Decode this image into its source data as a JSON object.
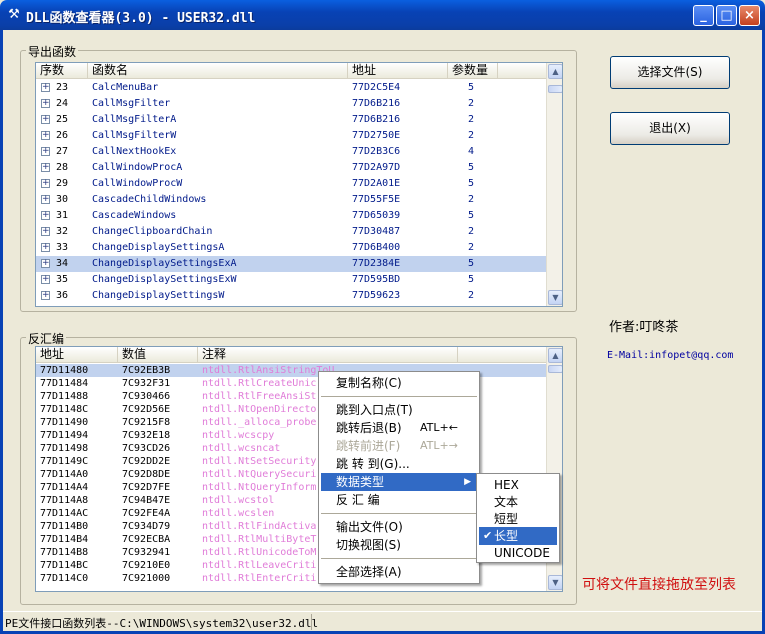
{
  "window": {
    "title": "DLL函数查看器(3.0) - USER32.dll",
    "app_icon": "tool-icon",
    "min_glyph": "_",
    "max_glyph": "□",
    "close_glyph": "×"
  },
  "export_group": {
    "label": "导出函数",
    "headers": [
      "序数",
      "函数名",
      "地址",
      "参数量"
    ],
    "rows": [
      {
        "ord": "23",
        "name": "CalcMenuBar",
        "addr": "77D2C5E4",
        "params": "5"
      },
      {
        "ord": "24",
        "name": "CallMsgFilter",
        "addr": "77D6B216",
        "params": "2"
      },
      {
        "ord": "25",
        "name": "CallMsgFilterA",
        "addr": "77D6B216",
        "params": "2"
      },
      {
        "ord": "26",
        "name": "CallMsgFilterW",
        "addr": "77D2750E",
        "params": "2"
      },
      {
        "ord": "27",
        "name": "CallNextHookEx",
        "addr": "77D2B3C6",
        "params": "4"
      },
      {
        "ord": "28",
        "name": "CallWindowProcA",
        "addr": "77D2A97D",
        "params": "5"
      },
      {
        "ord": "29",
        "name": "CallWindowProcW",
        "addr": "77D2A01E",
        "params": "5"
      },
      {
        "ord": "30",
        "name": "CascadeChildWindows",
        "addr": "77D55F5E",
        "params": "2"
      },
      {
        "ord": "31",
        "name": "CascadeWindows",
        "addr": "77D65039",
        "params": "5"
      },
      {
        "ord": "32",
        "name": "ChangeClipboardChain",
        "addr": "77D30487",
        "params": "2"
      },
      {
        "ord": "33",
        "name": "ChangeDisplaySettingsA",
        "addr": "77D6B400",
        "params": "2"
      },
      {
        "ord": "34",
        "name": "ChangeDisplaySettingsExA",
        "addr": "77D2384E",
        "params": "5"
      },
      {
        "ord": "35",
        "name": "ChangeDisplaySettingsExW",
        "addr": "77D595BD",
        "params": "5"
      },
      {
        "ord": "36",
        "name": "ChangeDisplaySettingsW",
        "addr": "77D59623",
        "params": "2"
      }
    ]
  },
  "disasm_group": {
    "label": "反汇编",
    "headers": [
      "地址",
      "数值",
      "注释"
    ],
    "rows": [
      {
        "addr": "77D11480",
        "val": "7C92EB3B",
        "comment": "ntdll.RtlAnsiStringToU"
      },
      {
        "addr": "77D11484",
        "val": "7C932F31",
        "comment": "ntdll.RtlCreateUnic"
      },
      {
        "addr": "77D11488",
        "val": "7C930466",
        "comment": "ntdll.RtlFreeAnsiSt"
      },
      {
        "addr": "77D1148C",
        "val": "7C92D56E",
        "comment": "ntdll.NtOpenDirecto"
      },
      {
        "addr": "77D11490",
        "val": "7C9215F8",
        "comment": "ntdll._alloca_probe"
      },
      {
        "addr": "77D11494",
        "val": "7C932E18",
        "comment": "ntdll.wcscpy"
      },
      {
        "addr": "77D11498",
        "val": "7C93CD26",
        "comment": "ntdll.wcsncat"
      },
      {
        "addr": "77D1149C",
        "val": "7C92DD2E",
        "comment": "ntdll.NtSetSecurity"
      },
      {
        "addr": "77D114A0",
        "val": "7C92D8DE",
        "comment": "ntdll.NtQuerySecuri"
      },
      {
        "addr": "77D114A4",
        "val": "7C92D7FE",
        "comment": "ntdll.NtQueryInform"
      },
      {
        "addr": "77D114A8",
        "val": "7C94B47E",
        "comment": "ntdll.wcstol"
      },
      {
        "addr": "77D114AC",
        "val": "7C92FE4A",
        "comment": "ntdll.wcslen"
      },
      {
        "addr": "77D114B0",
        "val": "7C934D79",
        "comment": "ntdll.RtlFindActiva"
      },
      {
        "addr": "77D114B4",
        "val": "7C92ECBA",
        "comment": "ntdll.RtlMultiByteT"
      },
      {
        "addr": "77D114B8",
        "val": "7C932941",
        "comment": "ntdll.RtlUnicodeToM"
      },
      {
        "addr": "77D114BC",
        "val": "7C9210E0",
        "comment": "ntdll.RtlLeaveCriti"
      },
      {
        "addr": "77D114C0",
        "val": "7C921000",
        "comment": "ntdll.RtlEnterCriti"
      }
    ]
  },
  "buttons": {
    "select_file": "选择文件(S)",
    "exit": "退出(X)"
  },
  "author": "作者:叮咚茶",
  "email": "E-Mail:infopet@qq.com",
  "hint": "可将文件直接拖放至列表",
  "status": "PE文件接口函数列表--C:\\WINDOWS\\system32\\user32.dll",
  "context_menu": {
    "items": [
      {
        "label": "复制名称(C)",
        "shortcut": "",
        "disabled": false
      },
      {
        "label": "跳到入口点(T)",
        "shortcut": "",
        "disabled": false
      },
      {
        "label": "跳转后退(B)",
        "shortcut": "ATL+←",
        "disabled": false
      },
      {
        "label": "跳转前进(F)",
        "shortcut": "ATL+→",
        "disabled": true
      },
      {
        "label": "跳 转 到(G)...",
        "shortcut": "",
        "disabled": false
      },
      {
        "label": "数据类型",
        "shortcut": "",
        "disabled": false
      },
      {
        "label": "反 汇 编",
        "shortcut": "",
        "disabled": false
      },
      {
        "label": "输出文件(O)",
        "shortcut": "",
        "disabled": false
      },
      {
        "label": "切换视图(S)",
        "shortcut": "",
        "disabled": false
      },
      {
        "label": "全部选择(A)",
        "shortcut": "",
        "disabled": false
      }
    ]
  },
  "submenu": {
    "items": [
      "HEX",
      "文本",
      "短型",
      "长型",
      "UNICODE"
    ],
    "checked": "长型"
  },
  "colors": {
    "selection_row": "#c1d2ee",
    "menu_highlight": "#316ac5",
    "comment_text": "#e07cd8",
    "hint_text": "#d01010"
  }
}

--*--

**Problem statement**
Quote every record above exactly, omitting any pictures they contain.

**Output for this exercise**
Decode this image into its source data as a JSON object.
{
  "window": {
    "title": "DLL函数查看器(3.0) - USER32.dll",
    "app_icon": "tool-icon",
    "min_glyph": "_",
    "max_glyph": "□",
    "close_glyph": "×"
  },
  "export_group": {
    "label": "导出函数",
    "headers": [
      "序数",
      "函数名",
      "地址",
      "参数量"
    ],
    "rows": [
      {
        "ord": "23",
        "name": "CalcMenuBar",
        "addr": "77D2C5E4",
        "params": "5"
      },
      {
        "ord": "24",
        "name": "CallMsgFilter",
        "addr": "77D6B216",
        "params": "2"
      },
      {
        "ord": "25",
        "name": "CallMsgFilterA",
        "addr": "77D6B216",
        "params": "2"
      },
      {
        "ord": "26",
        "name": "CallMsgFilterW",
        "addr": "77D2750E",
        "params": "2"
      },
      {
        "ord": "27",
        "name": "CallNextHookEx",
        "addr": "77D2B3C6",
        "params": "4"
      },
      {
        "ord": "28",
        "name": "CallWindowProcA",
        "addr": "77D2A97D",
        "params": "5"
      },
      {
        "ord": "29",
        "name": "CallWindowProcW",
        "addr": "77D2A01E",
        "params": "5"
      },
      {
        "ord": "30",
        "name": "CascadeChildWindows",
        "addr": "77D55F5E",
        "params": "2"
      },
      {
        "ord": "31",
        "name": "CascadeWindows",
        "addr": "77D65039",
        "params": "5"
      },
      {
        "ord": "32",
        "name": "ChangeClipboardChain",
        "addr": "77D30487",
        "params": "2"
      },
      {
        "ord": "33",
        "name": "ChangeDisplaySettingsA",
        "addr": "77D6B400",
        "params": "2"
      },
      {
        "ord": "34",
        "name": "ChangeDisplaySettingsExA",
        "addr": "77D2384E",
        "params": "5"
      },
      {
        "ord": "35",
        "name": "ChangeDisplaySettingsExW",
        "addr": "77D595BD",
        "params": "5"
      },
      {
        "ord": "36",
        "name": "ChangeDisplaySettingsW",
        "addr": "77D59623",
        "params": "2"
      }
    ]
  },
  "disasm_group": {
    "label": "反汇编",
    "headers": [
      "地址",
      "数值",
      "注释"
    ],
    "rows": [
      {
        "addr": "77D11480",
        "val": "7C92EB3B",
        "comment": "ntdll.RtlAnsiStringToU"
      },
      {
        "addr": "77D11484",
        "val": "7C932F31",
        "comment": "ntdll.RtlCreateUnic"
      },
      {
        "addr": "77D11488",
        "val": "7C930466",
        "comment": "ntdll.RtlFreeAnsiSt"
      },
      {
        "addr": "77D1148C",
        "val": "7C92D56E",
        "comment": "ntdll.NtOpenDirecto"
      },
      {
        "addr": "77D11490",
        "val": "7C9215F8",
        "comment": "ntdll._alloca_probe"
      },
      {
        "addr": "77D11494",
        "val": "7C932E18",
        "comment": "ntdll.wcscpy"
      },
      {
        "addr": "77D11498",
        "val": "7C93CD26",
        "comment": "ntdll.wcsncat"
      },
      {
        "addr": "77D1149C",
        "val": "7C92DD2E",
        "comment": "ntdll.NtSetSecurity"
      },
      {
        "addr": "77D114A0",
        "val": "7C92D8DE",
        "comment": "ntdll.NtQuerySecuri"
      },
      {
        "addr": "77D114A4",
        "val": "7C92D7FE",
        "comment": "ntdll.NtQueryInform"
      },
      {
        "addr": "77D114A8",
        "val": "7C94B47E",
        "comment": "ntdll.wcstol"
      },
      {
        "addr": "77D114AC",
        "val": "7C92FE4A",
        "comment": "ntdll.wcslen"
      },
      {
        "addr": "77D114B0",
        "val": "7C934D79",
        "comment": "ntdll.RtlFindActiva"
      },
      {
        "addr": "77D114B4",
        "val": "7C92ECBA",
        "comment": "ntdll.RtlMultiByteT"
      },
      {
        "addr": "77D114B8",
        "val": "7C932941",
        "comment": "ntdll.RtlUnicodeToM"
      },
      {
        "addr": "77D114BC",
        "val": "7C9210E0",
        "comment": "ntdll.RtlLeaveCriti"
      },
      {
        "addr": "77D114C0",
        "val": "7C921000",
        "comment": "ntdll.RtlEnterCriti"
      }
    ]
  },
  "buttons": {
    "select_file": "选择文件(S)",
    "exit": "退出(X)"
  },
  "author": "作者:叮咚茶",
  "email": "E-Mail:infopet@qq.com",
  "hint": "可将文件直接拖放至列表",
  "status": "PE文件接口函数列表--C:\\WINDOWS\\system32\\user32.dll",
  "context_menu": {
    "items": [
      {
        "label": "复制名称(C)",
        "shortcut": "",
        "disabled": false
      },
      {
        "label": "跳到入口点(T)",
        "shortcut": "",
        "disabled": false
      },
      {
        "label": "跳转后退(B)",
        "shortcut": "ATL+←",
        "disabled": false
      },
      {
        "label": "跳转前进(F)",
        "shortcut": "ATL+→",
        "disabled": true
      },
      {
        "label": "跳 转 到(G)...",
        "shortcut": "",
        "disabled": false
      },
      {
        "label": "数据类型",
        "shortcut": "",
        "disabled": false
      },
      {
        "label": "反 汇 编",
        "shortcut": "",
        "disabled": false
      },
      {
        "label": "输出文件(O)",
        "shortcut": "",
        "disabled": false
      },
      {
        "label": "切换视图(S)",
        "shortcut": "",
        "disabled": false
      },
      {
        "label": "全部选择(A)",
        "shortcut": "",
        "disabled": false
      }
    ]
  },
  "submenu": {
    "items": [
      "HEX",
      "文本",
      "短型",
      "长型",
      "UNICODE"
    ],
    "checked": "长型"
  },
  "colors": {
    "selection_row": "#c1d2ee",
    "menu_highlight": "#316ac5",
    "comment_text": "#e07cd8",
    "hint_text": "#d01010"
  }
}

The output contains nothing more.